#### [SOURCE EXCERPT]
>> Start

From Aaron Sloman Mon Mar 25 21:08:06 GMT 1996
Newsgroups: comp.ai.philosophy
Distribution: world
References: <4irrit$gr5@www.oracorp.com>
Subject: Falsification (Was: Re: Open Letter to Penrose)

daryl@oracorp.com (Daryl McCullough) writes:

> Date: 21 Mar 1996 10:11:25 -0500
> Organization: Odyssey Research Associates, Inc., Ithaca NY
> ....


> Neil Rickert writes
>
> >>          But what exactly killed falsificationism?
>
> >Thomas Kuhn's book, "The Structure of Scientific Revolutions." Kuhn
> >showed that the historical evidence on how theories have been
> >retained or rejected does not support falsificationism.

[Daryl responded]
> I don't think that Kuhn's book disproves falsificationism. Popper
> and Kuhn were doing two different things: Kuhn was studying how
> historically, scientific paradigms develop, evolve and are replaced.
> Popper was trying to explain what it is that makes a theory
> "scientific" in the first place. In particular, he was trying to
> come up with a criterion which distinguished scientific theories
> from more general philosophical or metaphysical theories, which
> often appear scientific.

>> End

(Rows excerpted from a collection)

>> Start

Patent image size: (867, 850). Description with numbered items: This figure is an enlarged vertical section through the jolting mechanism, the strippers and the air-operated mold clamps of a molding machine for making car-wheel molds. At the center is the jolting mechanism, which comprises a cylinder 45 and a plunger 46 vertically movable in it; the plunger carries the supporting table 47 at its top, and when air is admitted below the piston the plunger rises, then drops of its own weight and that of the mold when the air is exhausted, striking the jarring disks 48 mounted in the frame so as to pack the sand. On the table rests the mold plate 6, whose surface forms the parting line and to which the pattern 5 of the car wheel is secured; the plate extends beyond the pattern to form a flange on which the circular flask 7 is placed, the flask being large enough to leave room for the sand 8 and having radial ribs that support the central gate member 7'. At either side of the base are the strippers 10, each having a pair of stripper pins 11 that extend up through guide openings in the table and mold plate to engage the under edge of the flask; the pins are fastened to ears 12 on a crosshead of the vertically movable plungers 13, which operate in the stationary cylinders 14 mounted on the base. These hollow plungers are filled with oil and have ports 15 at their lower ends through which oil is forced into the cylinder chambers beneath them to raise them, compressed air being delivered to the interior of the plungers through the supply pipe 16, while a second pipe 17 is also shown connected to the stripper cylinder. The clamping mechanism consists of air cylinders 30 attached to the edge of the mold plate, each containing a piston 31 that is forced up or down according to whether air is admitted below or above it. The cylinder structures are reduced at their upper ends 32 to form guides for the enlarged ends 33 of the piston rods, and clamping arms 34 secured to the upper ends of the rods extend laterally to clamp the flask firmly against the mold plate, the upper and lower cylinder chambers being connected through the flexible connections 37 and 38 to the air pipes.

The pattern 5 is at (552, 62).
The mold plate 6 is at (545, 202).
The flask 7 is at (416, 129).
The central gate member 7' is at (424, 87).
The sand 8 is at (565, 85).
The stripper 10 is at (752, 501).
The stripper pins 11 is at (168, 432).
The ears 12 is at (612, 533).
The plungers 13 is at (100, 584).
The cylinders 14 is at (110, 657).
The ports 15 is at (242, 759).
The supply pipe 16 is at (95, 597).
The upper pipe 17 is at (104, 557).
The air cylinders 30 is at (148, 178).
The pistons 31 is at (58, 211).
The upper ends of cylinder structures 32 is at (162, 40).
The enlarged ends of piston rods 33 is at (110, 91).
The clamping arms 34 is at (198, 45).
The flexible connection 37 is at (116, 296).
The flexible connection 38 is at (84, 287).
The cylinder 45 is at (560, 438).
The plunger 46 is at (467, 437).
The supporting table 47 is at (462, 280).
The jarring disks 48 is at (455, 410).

>> End

#### [WHAT IS ASKED]
1) In the newsgroup post, which book is given as the answer to what killed falsificationism?
2) Write out the stretch of rows from the first row through the line containing "The flask 7 is at (416, 129).", with both ends included.
The newsgroup post and the rows have no connection to each other.

#### [THE RESULTS]
1) Thomas Kuhn's "The Structure of Scientific Revolutions."

2)
Patent image size: (867, 850). Description with numbered items: This figure is an enlarged vertical section through the jolting mechanism, the strippers and the air-operated mold clamps of a molding machine for making car-wheel molds. At the center is the jolting mechanism, which comprises a cylinder 45 and a plunger 46 vertically movable in it; the plunger carries the supporting table 47 at its top, and when air is admitted below the piston the plunger rises, then drops of its own weight and that of the mold when the air is exhausted, striking the jarring disks 48 mounted in the frame so as to pack the sand. On the table rests the mold plate 6, whose surface forms the parting line and to which the pattern 5 of the car wheel is secured; the plate extends beyond the pattern to form a flange on which the circular flask 7 is placed, the flask being large enough to leave room for the sand 8 and having radial ribs that support the central gate member 7'. At either side of the base are the strippers 10, each having a pair of stripper pins 11 that extend up through guide openings in the table and mold plate to engage the under edge of the flask; the pins are fastened to ears 12 on a crosshead of the vertically movable plungers 13, which operate in the stationary cylinders 14 mounted on the base. These hollow plungers are filled with oil and have ports 15 at their lower ends through which oil is forced into the cylinder chambers beneath them to raise them, compressed air being delivered to the interior of the plungers through the supply pipe 16, while a second pipe 17 is also shown connected to the stripper cylinder. The clamping mechanism consists of air cylinders 30 attached to the edge of the mold plate, each containing a piston 31 that is forced up or down according to whether air is admitted below or above it. The cylinder structures are reduced at their upper ends 32 to form guides for the enlarged ends 33 of the piston rods, and clamping arms 34 secured to the upper ends of the rods extend laterally to clamp the flask firmly against the mold plate, the upper and lower cylinder chambers being connected through the flexible connections 37 and 38 to the air pipes.

The pattern 5 is at (552, 62).
The mold plate 6 is at (545, 202).
The flask 7 is at (416, 129).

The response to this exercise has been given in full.